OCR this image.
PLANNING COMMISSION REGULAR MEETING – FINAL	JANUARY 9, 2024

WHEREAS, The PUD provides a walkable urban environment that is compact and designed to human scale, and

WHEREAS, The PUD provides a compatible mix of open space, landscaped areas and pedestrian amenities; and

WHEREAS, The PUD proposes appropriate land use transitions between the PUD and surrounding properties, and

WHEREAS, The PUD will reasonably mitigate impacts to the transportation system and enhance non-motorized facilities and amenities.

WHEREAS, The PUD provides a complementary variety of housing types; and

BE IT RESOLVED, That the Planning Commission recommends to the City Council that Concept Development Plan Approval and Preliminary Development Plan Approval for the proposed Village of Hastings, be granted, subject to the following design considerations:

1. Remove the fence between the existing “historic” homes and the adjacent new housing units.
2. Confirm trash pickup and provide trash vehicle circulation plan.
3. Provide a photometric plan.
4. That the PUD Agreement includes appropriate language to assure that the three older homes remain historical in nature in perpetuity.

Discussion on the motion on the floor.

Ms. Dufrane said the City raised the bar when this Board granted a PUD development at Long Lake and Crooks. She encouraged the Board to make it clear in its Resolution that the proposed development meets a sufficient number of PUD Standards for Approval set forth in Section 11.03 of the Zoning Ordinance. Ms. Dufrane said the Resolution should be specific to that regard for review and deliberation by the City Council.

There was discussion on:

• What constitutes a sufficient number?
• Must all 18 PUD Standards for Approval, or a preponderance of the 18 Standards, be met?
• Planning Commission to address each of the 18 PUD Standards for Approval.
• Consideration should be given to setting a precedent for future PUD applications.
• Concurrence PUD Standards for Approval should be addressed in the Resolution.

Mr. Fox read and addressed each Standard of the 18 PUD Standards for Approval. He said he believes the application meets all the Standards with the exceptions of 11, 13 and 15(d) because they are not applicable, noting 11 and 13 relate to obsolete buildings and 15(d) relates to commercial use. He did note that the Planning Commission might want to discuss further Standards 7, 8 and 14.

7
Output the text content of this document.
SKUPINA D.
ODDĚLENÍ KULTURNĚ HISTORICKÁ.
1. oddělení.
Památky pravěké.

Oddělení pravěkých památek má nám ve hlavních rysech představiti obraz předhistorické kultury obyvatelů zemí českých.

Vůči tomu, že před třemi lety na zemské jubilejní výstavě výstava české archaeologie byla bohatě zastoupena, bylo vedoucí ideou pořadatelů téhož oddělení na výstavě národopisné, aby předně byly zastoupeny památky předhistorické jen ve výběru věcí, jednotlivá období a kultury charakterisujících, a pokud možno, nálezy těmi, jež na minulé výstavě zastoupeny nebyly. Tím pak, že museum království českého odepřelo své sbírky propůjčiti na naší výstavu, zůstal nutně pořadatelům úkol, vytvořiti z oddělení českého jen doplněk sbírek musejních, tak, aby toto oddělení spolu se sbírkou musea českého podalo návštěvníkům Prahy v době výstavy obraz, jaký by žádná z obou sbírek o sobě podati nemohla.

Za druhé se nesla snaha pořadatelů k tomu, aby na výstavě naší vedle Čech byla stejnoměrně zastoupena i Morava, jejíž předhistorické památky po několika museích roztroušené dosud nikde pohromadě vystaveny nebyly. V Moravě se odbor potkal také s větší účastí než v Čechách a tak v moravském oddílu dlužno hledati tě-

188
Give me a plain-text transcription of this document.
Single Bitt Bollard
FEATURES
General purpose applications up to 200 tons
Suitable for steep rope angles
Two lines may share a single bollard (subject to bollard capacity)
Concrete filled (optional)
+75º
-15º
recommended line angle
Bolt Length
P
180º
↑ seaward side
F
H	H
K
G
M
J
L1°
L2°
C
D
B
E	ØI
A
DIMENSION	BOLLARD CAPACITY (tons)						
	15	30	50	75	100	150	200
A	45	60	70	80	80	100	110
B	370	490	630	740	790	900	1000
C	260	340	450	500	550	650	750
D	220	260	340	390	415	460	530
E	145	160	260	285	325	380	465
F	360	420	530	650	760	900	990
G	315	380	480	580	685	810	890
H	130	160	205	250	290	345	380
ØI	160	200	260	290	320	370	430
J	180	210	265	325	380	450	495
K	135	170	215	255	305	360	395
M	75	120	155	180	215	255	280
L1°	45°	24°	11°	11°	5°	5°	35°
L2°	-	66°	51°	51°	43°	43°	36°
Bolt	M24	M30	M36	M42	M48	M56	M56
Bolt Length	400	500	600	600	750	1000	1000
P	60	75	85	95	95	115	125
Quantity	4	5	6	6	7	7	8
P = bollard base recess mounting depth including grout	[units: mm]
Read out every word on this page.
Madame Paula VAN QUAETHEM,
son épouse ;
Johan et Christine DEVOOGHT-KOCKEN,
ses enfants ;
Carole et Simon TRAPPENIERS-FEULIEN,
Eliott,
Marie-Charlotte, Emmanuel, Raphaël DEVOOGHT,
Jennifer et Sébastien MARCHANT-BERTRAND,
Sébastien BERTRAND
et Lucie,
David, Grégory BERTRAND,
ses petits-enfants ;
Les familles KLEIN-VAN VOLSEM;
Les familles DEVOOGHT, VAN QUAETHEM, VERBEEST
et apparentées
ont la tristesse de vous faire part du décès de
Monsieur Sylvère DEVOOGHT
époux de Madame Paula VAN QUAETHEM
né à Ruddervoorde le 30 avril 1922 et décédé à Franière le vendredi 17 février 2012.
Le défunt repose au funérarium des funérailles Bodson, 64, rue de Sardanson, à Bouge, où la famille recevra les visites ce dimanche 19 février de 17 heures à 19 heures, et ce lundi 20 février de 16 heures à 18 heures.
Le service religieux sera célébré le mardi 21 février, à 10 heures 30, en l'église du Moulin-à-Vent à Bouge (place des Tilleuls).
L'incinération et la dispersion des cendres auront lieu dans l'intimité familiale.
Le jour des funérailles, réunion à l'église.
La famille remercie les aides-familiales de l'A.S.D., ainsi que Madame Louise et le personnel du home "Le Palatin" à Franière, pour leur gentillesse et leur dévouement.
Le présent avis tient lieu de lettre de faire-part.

━━━━━━━━━━━━━━━━━━━━

- YOUR OBJECTIVE -
Nothing may be left out: return each entry exactly as it reads.

- OUTPUT BELOW -
OCR this image.
PLANNING COMMISSION REGULAR MEETING – FINAL	JANUARY 9, 2024

WHEREAS, The PUD provides a walkable urban environment that is compact and designed to human scale, and

WHEREAS, The PUD provides a compatible mix of open space, landscaped areas and pedestrian amenities; and

WHEREAS, The PUD proposes appropriate land use transitions between the PUD and surrounding properties, and

WHEREAS, The PUD will reasonably mitigate impacts to the transportation system and enhance non-motorized facilities and amenities.

WHEREAS, The PUD provides a complementary variety of housing types; and

BE IT RESOLVED, That the Planning Commission recommends to the City Council that Concept Development Plan Approval and Preliminary Development Plan Approval for the proposed Village of Hastings, be granted, subject to the following design considerations:

1. Remove the fence between the existing “historic” homes and the adjacent new housing units.
2. Confirm trash pickup and provide trash vehicle circulation plan.
3. Provide a photometric plan.
4. That the PUD Agreement includes appropriate language to assure that the three older homes remain historical in nature in perpetuity.

Discussion on the motion on the floor.

Ms. Dufrane said the City raised the bar when this Board granted a PUD development at Long Lake and Crooks. She encouraged the Board to make it clear in its Resolution that the proposed development meets a sufficient number of PUD Standards for Approval set forth in Section 11.03 of the Zoning Ordinance. Ms. Dufrane said the Resolution should be specific to that regard for review and deliberation by the City Council.

There was discussion on:

• What constitutes a sufficient number?
• Must all 18 PUD Standards for Approval, or a preponderance of the 18 Standards, be met?
• Planning Commission to address each of the 18 PUD Standards for Approval.
• Consideration should be given to setting a precedent for future PUD applications.
• Concurrence PUD Standards for Approval should be addressed in the Resolution.

Mr. Fox read and addressed each Standard of the 18 PUD Standards for Approval. He said he believes the application meets all the Standards with the exceptions of 11, 13 and 15(d) because they are not applicable, noting 11 and 13 relate to obsolete buildings and 15(d) relates to commercial use. He did note that the Planning Commission might want to discuss further Standards 7, 8 and 14.

7
Output the text content of this document.
SKUPINA D.
ODDĚLENÍ KULTURNĚ HISTORICKÁ.
1. oddělení.
Památky pravěké.

Oddělení pravěkých památek má nám ve hlavních rysech představiti obraz předhistorické kultury obyvatelů zemí českých.

Vůči tomu, že před třemi lety na zemské jubilejní výstavě výstava české archaeologie byla bohatě zastoupena, bylo vedoucí ideou pořadatelů téhož oddělení na výstavě národopisné, aby předně byly zastoupeny památky předhistorické jen ve výběru věcí, jednotlivá období a kultury charakterisujících, a pokud možno, nálezy těmi, jež na minulé výstavě zastoupeny nebyly. Tím pak, že museum království českého odepřelo své sbírky propůjčiti na naší výstavu, zůstal nutně pořadatelům úkol, vytvořiti z oddělení českého jen doplněk sbírek musejních, tak, aby toto oddělení spolu se sbírkou musea českého podalo návštěvníkům Prahy v době výstavy obraz, jaký by žádná z obou sbírek o sobě podati nemohla.

Za druhé se nesla snaha pořadatelů k tomu, aby na výstavě naší vedle Čech byla stejnoměrně zastoupena i Morava, jejíž předhistorické památky po několika museích roztroušené dosud nikde pohromadě vystaveny nebyly. V Moravě se odbor potkal také s větší účastí než v Čechách a tak v moravském oddílu dlužno hledati tě-

188
Give me a plain-text transcription of this document.
Single Bitt Bollard
FEATURES
General purpose applications up to 200 tons
Suitable for steep rope angles
Two lines may share a single bollard (subject to bollard capacity)
Concrete filled (optional)
+75º
-15º
recommended line angle
Bolt Length
P
180º
↑ seaward side
F
H	H
K
G
M
J
L1°
L2°
C
D
B
E	ØI
A
DIMENSION	BOLLARD CAPACITY (tons)						
	15	30	50	75	100	150	200
A	45	60	70	80	80	100	110
B	370	490	630	740	790	900	1000
C	260	340	450	500	550	650	750
D	220	260	340	390	415	460	530
E	145	160	260	285	325	380	465
F	360	420	530	650	760	900	990
G	315	380	480	580	685	810	890
H	130	160	205	250	290	345	380
ØI	160	200	260	290	320	370	430
J	180	210	265	325	380	450	495
K	135	170	215	255	305	360	395
M	75	120	155	180	215	255	280
L1°	45°	24°	11°	11°	5°	5°	35°
L2°	-	66°	51°	51°	43°	43°	36°
Bolt	M24	M30	M36	M42	M48	M56	M56
Bolt Length	400	500	600	600	750	1000	1000
P	60	75	85	95	95	115	125
Quantity	4	5	6	6	7	7	8
P = bollard base recess mounting depth including grout	[units: mm]
Read out every word on this page.
Madame Paula VAN QUAETHEM,
son épouse ;
Johan et Christine DEVOOGHT-KOCKEN,
ses enfants ;
Carole et Simon TRAPPENIERS-FEULIEN,
Eliott,
Marie-Charlotte, Emmanuel, Raphaël DEVOOGHT,
Jennifer et Sébastien MARCHANT-BERTRAND,
Sébastien BERTRAND
et Lucie,
David, Grégory BERTRAND,
ses petits-enfants ;
Les familles KLEIN-VAN VOLSEM;
Les familles DEVOOGHT, VAN QUAETHEM, VERBEEST
et apparentées
ont la tristesse de vous faire part du décès de
Monsieur Sylvère DEVOOGHT
époux de Madame Paula VAN QUAETHEM
né à Ruddervoorde le 30 avril 1922 et décédé à Franière le vendredi 17 février 2012.
Le défunt repose au funérarium des funérailles Bodson, 64, rue de Sardanson, à Bouge, où la famille recevra les visites ce dimanche 19 février de 17 heures à 19 heures, et ce lundi 20 février de 16 heures à 18 heures.
Le service religieux sera célébré le mardi 21 février, à 10 heures 30, en l'église du Moulin-à-Vent à Bouge (place des Tilleuls).
L'incinération et la dispersion des cendres auront lieu dans l'intimité familiale.
Le jour des funérailles, réunion à l'église.
La famille remercie les aides-familiales de l'A.S.D., ainsi que Madame Louise et le personnel du home "Le Palatin" à Franière, pour leur gentillesse et leur dévouement.
Le présent avis tient lieu de lettre de faire-part.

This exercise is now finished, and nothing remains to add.